* Stored rows *
• • • • •

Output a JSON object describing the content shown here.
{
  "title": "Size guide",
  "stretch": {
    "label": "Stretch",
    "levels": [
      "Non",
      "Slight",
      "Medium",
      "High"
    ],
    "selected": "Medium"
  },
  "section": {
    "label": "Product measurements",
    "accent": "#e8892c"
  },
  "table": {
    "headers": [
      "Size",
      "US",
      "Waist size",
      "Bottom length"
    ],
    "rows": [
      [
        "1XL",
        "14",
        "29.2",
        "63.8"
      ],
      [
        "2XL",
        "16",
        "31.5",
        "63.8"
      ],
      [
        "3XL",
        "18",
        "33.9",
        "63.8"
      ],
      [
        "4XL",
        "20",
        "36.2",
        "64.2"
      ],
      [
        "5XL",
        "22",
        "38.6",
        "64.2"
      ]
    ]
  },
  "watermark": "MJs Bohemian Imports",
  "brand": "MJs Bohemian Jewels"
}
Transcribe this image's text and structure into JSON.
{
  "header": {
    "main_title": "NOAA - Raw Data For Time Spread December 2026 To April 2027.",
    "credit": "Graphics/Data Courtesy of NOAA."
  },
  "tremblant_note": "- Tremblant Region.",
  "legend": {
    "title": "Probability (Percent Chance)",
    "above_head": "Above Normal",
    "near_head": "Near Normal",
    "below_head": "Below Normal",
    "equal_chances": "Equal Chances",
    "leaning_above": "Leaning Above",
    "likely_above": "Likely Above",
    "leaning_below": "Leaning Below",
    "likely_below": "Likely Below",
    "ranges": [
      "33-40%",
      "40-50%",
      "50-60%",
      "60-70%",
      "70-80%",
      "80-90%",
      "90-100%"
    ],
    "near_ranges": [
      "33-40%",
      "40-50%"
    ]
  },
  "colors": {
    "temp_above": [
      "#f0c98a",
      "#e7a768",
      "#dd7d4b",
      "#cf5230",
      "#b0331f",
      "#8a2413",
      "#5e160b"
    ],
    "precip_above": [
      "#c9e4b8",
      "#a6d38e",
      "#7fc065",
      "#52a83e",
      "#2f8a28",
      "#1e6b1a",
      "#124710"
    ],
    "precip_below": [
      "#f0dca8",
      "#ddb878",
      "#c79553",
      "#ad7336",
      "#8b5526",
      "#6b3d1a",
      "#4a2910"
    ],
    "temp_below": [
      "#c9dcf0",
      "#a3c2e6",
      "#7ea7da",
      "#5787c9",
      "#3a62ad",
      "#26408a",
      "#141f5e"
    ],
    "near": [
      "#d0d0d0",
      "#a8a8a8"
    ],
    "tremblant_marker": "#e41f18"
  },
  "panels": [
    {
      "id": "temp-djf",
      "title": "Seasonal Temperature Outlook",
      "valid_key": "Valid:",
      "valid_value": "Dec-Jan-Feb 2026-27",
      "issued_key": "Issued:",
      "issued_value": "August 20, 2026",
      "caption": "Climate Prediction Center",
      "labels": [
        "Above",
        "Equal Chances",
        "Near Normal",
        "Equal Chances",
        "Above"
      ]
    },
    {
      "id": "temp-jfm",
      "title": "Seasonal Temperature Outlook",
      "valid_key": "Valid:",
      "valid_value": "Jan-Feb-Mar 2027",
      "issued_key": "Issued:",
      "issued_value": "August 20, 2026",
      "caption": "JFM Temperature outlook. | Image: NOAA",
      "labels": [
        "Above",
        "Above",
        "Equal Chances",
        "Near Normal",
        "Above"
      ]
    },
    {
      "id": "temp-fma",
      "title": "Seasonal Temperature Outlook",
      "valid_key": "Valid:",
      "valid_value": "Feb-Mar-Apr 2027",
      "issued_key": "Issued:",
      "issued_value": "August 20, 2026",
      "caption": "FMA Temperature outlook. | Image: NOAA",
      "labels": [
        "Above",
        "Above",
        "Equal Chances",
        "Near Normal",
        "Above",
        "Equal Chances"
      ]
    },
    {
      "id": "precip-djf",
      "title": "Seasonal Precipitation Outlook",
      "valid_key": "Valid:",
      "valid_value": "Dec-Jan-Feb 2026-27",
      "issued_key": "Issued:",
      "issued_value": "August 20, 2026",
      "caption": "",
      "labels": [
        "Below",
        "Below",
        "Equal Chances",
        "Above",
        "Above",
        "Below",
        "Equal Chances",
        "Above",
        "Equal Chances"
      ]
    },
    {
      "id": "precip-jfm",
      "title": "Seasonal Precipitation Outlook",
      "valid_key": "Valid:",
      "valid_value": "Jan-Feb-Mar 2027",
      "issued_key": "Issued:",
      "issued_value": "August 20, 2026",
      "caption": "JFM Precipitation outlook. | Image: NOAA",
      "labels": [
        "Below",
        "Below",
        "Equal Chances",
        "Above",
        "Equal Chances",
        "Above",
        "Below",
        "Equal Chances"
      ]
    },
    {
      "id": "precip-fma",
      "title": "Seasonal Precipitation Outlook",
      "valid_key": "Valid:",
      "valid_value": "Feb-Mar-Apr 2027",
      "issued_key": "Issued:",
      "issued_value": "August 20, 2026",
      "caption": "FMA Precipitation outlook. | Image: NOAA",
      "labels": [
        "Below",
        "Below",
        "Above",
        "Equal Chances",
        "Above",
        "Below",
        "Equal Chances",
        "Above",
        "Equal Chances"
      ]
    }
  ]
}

• • • • •

* What to produce *
Scan the listing above. Gather each line that contains the word "Likely".

* Exercise answer *
    "likely_above": "Likely Above",
    "likely_below": "Likely Below",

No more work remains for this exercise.